- What to produce -
Count lines holding the word "Sona". Only the number is wanted.

★ ★ ★ ★ ★

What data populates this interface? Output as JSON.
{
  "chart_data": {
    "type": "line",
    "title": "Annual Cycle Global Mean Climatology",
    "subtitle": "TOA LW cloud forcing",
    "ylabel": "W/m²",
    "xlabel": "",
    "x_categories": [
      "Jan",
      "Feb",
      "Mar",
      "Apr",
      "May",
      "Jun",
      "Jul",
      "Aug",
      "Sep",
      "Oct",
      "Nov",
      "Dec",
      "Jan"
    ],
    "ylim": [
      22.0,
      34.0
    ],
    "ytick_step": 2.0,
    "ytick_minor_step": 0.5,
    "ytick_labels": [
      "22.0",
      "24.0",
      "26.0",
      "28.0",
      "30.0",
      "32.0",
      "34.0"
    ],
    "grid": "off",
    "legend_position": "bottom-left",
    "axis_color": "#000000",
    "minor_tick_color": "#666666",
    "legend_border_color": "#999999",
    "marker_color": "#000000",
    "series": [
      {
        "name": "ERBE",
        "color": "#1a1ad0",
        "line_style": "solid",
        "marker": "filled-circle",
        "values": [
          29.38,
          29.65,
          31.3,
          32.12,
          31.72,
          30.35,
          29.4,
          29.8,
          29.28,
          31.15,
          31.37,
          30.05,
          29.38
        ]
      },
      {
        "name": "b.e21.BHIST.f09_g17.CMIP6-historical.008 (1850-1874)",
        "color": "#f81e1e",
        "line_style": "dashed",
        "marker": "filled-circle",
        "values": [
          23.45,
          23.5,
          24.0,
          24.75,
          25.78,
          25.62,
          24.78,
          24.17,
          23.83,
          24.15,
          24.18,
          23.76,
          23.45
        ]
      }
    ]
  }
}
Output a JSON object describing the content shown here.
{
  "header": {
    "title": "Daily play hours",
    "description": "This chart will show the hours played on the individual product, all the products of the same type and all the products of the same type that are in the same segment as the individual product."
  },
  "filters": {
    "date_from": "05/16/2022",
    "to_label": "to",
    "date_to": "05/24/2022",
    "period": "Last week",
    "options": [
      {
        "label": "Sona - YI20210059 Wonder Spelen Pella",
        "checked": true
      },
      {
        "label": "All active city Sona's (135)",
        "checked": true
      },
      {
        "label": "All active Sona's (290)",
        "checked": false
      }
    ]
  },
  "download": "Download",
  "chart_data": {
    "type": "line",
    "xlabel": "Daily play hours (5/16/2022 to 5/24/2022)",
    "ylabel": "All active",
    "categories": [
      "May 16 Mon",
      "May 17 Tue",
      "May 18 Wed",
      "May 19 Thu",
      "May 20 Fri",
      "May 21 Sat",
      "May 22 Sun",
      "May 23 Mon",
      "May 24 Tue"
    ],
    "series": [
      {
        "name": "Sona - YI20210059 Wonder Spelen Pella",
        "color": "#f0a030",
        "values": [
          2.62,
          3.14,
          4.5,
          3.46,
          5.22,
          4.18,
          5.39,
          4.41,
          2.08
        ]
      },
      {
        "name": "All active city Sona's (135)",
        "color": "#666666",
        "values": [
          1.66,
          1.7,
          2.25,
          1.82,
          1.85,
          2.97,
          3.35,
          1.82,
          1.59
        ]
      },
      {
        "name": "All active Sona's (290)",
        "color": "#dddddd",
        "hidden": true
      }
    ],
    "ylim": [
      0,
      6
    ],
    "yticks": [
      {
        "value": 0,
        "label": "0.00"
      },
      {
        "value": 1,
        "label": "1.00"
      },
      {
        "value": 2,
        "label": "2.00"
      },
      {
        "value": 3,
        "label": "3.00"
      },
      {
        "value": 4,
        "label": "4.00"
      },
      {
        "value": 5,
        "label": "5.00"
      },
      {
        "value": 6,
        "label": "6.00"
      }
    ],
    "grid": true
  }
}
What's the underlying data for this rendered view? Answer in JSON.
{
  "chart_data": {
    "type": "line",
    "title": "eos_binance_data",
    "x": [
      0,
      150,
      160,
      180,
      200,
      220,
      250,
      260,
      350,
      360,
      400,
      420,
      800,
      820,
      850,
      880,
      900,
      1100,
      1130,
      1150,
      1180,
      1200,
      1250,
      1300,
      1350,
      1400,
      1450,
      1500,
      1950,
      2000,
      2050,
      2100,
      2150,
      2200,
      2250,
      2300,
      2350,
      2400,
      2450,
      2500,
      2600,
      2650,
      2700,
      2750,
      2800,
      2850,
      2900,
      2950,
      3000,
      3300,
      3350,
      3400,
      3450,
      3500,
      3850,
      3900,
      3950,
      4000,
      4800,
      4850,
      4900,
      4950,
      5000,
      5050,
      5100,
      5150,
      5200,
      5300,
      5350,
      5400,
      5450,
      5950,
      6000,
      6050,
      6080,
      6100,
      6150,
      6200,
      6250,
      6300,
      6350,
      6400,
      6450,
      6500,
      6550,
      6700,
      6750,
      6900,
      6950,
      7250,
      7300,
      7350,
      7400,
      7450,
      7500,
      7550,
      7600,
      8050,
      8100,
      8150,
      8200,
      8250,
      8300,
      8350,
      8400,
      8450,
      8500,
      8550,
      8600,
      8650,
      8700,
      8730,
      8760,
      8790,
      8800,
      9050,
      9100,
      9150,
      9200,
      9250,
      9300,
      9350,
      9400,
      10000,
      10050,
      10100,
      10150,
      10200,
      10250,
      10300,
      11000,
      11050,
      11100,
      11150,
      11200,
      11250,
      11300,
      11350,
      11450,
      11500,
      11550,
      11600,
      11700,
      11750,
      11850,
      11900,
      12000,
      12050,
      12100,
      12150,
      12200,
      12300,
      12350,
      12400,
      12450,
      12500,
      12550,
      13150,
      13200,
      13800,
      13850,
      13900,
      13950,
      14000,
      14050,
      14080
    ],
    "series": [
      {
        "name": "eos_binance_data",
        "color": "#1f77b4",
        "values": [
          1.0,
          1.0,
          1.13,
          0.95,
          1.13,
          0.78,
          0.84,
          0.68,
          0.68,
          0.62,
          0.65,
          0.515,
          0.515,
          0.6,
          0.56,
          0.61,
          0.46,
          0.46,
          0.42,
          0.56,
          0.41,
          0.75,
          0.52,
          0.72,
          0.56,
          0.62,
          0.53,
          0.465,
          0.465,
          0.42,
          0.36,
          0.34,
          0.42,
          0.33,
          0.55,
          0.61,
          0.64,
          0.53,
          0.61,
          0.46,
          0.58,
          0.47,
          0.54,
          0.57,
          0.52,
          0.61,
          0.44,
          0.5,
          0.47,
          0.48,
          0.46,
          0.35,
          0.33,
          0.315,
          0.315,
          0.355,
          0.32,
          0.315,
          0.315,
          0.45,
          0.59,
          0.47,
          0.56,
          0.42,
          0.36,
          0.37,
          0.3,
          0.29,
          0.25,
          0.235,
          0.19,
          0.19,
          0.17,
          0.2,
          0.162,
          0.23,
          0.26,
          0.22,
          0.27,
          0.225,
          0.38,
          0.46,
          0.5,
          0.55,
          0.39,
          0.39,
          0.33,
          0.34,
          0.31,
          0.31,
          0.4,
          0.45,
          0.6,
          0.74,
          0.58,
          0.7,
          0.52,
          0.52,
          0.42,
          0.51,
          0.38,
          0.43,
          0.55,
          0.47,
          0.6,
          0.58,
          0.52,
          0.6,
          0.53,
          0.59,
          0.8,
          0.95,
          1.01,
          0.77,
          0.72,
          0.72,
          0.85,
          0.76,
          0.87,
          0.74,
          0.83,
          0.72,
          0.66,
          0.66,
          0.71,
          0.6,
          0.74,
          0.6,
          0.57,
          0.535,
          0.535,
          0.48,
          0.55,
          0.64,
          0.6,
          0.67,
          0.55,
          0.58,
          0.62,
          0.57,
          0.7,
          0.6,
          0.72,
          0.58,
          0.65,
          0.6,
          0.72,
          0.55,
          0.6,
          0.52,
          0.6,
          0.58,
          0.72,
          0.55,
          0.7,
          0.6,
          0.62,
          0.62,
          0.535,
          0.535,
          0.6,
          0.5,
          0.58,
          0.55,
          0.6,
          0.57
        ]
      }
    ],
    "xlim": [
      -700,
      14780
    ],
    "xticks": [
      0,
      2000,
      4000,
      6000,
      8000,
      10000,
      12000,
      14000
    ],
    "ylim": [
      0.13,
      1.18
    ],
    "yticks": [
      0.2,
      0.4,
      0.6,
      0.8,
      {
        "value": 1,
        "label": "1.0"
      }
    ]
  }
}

★ ★ ★ ★ ★

- Written reply -
6